**What is being asked:**
Write the material out again exactly as it stands.
─── Information provided ───
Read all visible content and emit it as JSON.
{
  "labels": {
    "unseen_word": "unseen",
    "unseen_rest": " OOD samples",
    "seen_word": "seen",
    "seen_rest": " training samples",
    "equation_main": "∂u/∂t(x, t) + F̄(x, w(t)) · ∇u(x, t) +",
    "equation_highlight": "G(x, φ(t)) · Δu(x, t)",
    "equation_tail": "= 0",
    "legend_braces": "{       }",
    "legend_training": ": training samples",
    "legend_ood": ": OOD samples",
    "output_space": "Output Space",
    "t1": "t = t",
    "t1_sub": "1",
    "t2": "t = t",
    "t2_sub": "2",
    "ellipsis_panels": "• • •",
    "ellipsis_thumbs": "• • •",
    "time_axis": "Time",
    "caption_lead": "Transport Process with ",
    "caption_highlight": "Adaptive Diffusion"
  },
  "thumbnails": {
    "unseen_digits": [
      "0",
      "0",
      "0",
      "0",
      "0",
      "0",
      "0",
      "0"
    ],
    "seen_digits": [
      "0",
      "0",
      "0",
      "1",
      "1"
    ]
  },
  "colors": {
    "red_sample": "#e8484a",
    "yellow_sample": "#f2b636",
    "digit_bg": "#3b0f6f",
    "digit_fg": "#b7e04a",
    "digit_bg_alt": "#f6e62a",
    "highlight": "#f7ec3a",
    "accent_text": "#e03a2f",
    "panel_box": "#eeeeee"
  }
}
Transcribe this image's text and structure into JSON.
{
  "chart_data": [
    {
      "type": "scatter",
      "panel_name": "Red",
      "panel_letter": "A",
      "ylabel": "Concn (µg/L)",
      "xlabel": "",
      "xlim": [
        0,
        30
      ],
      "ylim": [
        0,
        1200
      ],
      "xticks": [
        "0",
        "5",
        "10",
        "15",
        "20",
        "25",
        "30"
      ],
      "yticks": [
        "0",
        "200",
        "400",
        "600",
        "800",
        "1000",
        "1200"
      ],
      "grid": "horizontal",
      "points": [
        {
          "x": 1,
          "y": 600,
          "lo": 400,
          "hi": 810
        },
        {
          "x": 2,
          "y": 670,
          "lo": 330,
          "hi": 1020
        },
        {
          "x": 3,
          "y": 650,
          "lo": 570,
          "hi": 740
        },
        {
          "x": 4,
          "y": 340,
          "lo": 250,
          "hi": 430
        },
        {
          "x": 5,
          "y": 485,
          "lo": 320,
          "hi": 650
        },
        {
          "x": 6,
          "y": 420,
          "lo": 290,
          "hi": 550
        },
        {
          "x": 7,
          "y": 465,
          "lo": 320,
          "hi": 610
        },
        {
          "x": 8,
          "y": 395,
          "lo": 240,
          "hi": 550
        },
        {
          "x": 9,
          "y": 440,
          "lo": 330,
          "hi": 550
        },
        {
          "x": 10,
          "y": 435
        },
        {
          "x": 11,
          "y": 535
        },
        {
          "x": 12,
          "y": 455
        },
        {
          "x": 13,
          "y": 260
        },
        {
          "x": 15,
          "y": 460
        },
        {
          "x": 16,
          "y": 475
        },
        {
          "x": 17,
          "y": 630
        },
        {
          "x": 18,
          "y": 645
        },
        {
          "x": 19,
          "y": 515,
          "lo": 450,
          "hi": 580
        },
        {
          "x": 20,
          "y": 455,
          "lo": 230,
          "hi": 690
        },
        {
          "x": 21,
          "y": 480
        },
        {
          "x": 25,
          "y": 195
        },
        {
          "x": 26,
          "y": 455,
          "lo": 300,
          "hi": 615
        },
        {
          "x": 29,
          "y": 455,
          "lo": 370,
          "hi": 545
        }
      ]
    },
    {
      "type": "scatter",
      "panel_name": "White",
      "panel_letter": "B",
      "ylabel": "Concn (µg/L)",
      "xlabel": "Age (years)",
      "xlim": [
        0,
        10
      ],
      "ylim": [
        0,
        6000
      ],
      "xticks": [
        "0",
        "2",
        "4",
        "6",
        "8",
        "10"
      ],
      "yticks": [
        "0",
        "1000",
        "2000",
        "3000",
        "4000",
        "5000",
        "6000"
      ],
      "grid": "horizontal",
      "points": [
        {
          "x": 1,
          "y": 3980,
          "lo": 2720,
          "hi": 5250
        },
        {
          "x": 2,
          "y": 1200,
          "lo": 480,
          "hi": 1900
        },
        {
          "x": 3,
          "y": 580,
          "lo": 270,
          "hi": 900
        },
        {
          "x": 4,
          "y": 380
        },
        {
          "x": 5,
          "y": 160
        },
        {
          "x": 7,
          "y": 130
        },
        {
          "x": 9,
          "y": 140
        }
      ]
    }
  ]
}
───
**Answer in full:**
Read all visible content and emit it as JSON.
{
  "labels": {
    "unseen_word": "unseen",
    "unseen_rest": " OOD samples",
    "seen_word": "seen",
    "seen_rest": " training samples",
    "equation_main": "∂u/∂t(x, t) + F̄(x, w(t)) · ∇u(x, t) +",
    "equation_highlight": "G(x, φ(t)) · Δu(x, t)",
    "equation_tail": "= 0",
    "legend_braces": "{       }",
    "legend_training": ": training samples",
    "legend_ood": ": OOD samples",
    "output_space": "Output Space",
    "t1": "t = t",
    "t1_sub": "1",
    "t2": "t = t",
    "t2_sub": "2",
    "ellipsis_panels": "• • •",
    "ellipsis_thumbs": "• • •",
    "time_axis": "Time",
    "caption_lead": "Transport Process with ",
    "caption_highlight": "Adaptive Diffusion"
  },
  "thumbnails": {
    "unseen_digits": [
      "0",
      "0",
      "0",
      "0",
      "0",
      "0",
      "0",
      "0"
    ],
    "seen_digits": [
      "0",
      "0",
      "0",
      "1",
      "1"
    ]
  },
  "colors": {
    "red_sample": "#e8484a",
    "yellow_sample": "#f2b636",
    "digit_bg": "#3b0f6f",
    "digit_fg": "#b7e04a",
    "digit_bg_alt": "#f6e62a",
    "highlight": "#f7ec3a",
    "accent_text": "#e03a2f",
    "panel_box": "#eeeeee"
  }
}
Transcribe this image's text and structure into JSON.
{
  "chart_data": [
    {
      "type": "scatter",
      "panel_name": "Red",
      "panel_letter": "A",
      "ylabel": "Concn (µg/L)",
      "xlabel": "",
      "xlim": [
        0,
        30
      ],
      "ylim": [
        0,
        1200
      ],
      "xticks": [
        "0",
        "5",
        "10",
        "15",
        "20",
        "25",
        "30"
      ],
      "yticks": [
        "0",
        "200",
        "400",
        "600",
        "800",
        "1000",
        "1200"
      ],
      "grid": "horizontal",
      "points": [
        {
          "x": 1,
          "y": 600,
          "lo": 400,
          "hi": 810
        },
        {
          "x": 2,
          "y": 670,
          "lo": 330,
          "hi": 1020
        },
        {
          "x": 3,
          "y": 650,
          "lo": 570,
          "hi": 740
        },
        {
          "x": 4,
          "y": 340,
          "lo": 250,
          "hi": 430
        },
        {
          "x": 5,
          "y": 485,
          "lo": 320,
          "hi": 650
        },
        {
          "x": 6,
          "y": 420,
          "lo": 290,
          "hi": 550
        },
        {
          "x": 7,
          "y": 465,
          "lo": 320,
          "hi": 610
        },
        {
          "x": 8,
          "y": 395,
          "lo": 240,
          "hi": 550
        },
        {
          "x": 9,
          "y": 440,
          "lo": 330,
          "hi": 550
        },
        {
          "x": 10,
          "y": 435
        },
        {
          "x": 11,
          "y": 535
        },
        {
          "x": 12,
          "y": 455
        },
        {
          "x": 13,
          "y": 260
        },
        {
          "x": 15,
          "y": 460
        },
        {
          "x": 16,
          "y": 475
        },
        {
          "x": 17,
          "y": 630
        },
        {
          "x": 18,
          "y": 645
        },
        {
          "x": 19,
          "y": 515,
          "lo": 450,
          "hi": 580
        },
        {
          "x": 20,
          "y": 455,
          "lo": 230,
          "hi": 690
        },
        {
          "x": 21,
          "y": 480
        },
        {
          "x": 25,
          "y": 195
        },
        {
          "x": 26,
          "y": 455,
          "lo": 300,
          "hi": 615
        },
        {
          "x": 29,
          "y": 455,
          "lo": 370,
          "hi": 545
        }
      ]
    },
    {
      "type": "scatter",
      "panel_name": "White",
      "panel_letter": "B",
      "ylabel": "Concn (µg/L)",
      "xlabel": "Age (years)",
      "xlim": [
        0,
        10
      ],
      "ylim": [
        0,
        6000
      ],
      "xticks": [
        "0",
        "2",
        "4",
        "6",
        "8",
        "10"
      ],
      "yticks": [
        "0",
        "1000",
        "2000",
        "3000",
        "4000",
        "5000",
        "6000"
      ],
      "grid": "horizontal",
      "points": [
        {
          "x": 1,
          "y": 3980,
          "lo": 2720,
          "hi": 5250
        },
        {
          "x": 2,
          "y": 1200,
          "lo": 480,
          "hi": 1900
        },
        {
          "x": 3,
          "y": 580,
          "lo": 270,
          "hi": 900
        },
        {
          "x": 4,
          "y": 380
        },
        {
          "x": 5,
          "y": 160
        },
        {
          "x": 7,
          "y": 130
        },
        {
          "x": 9,
          "y": 140
        }
      ]
    }
  ]
}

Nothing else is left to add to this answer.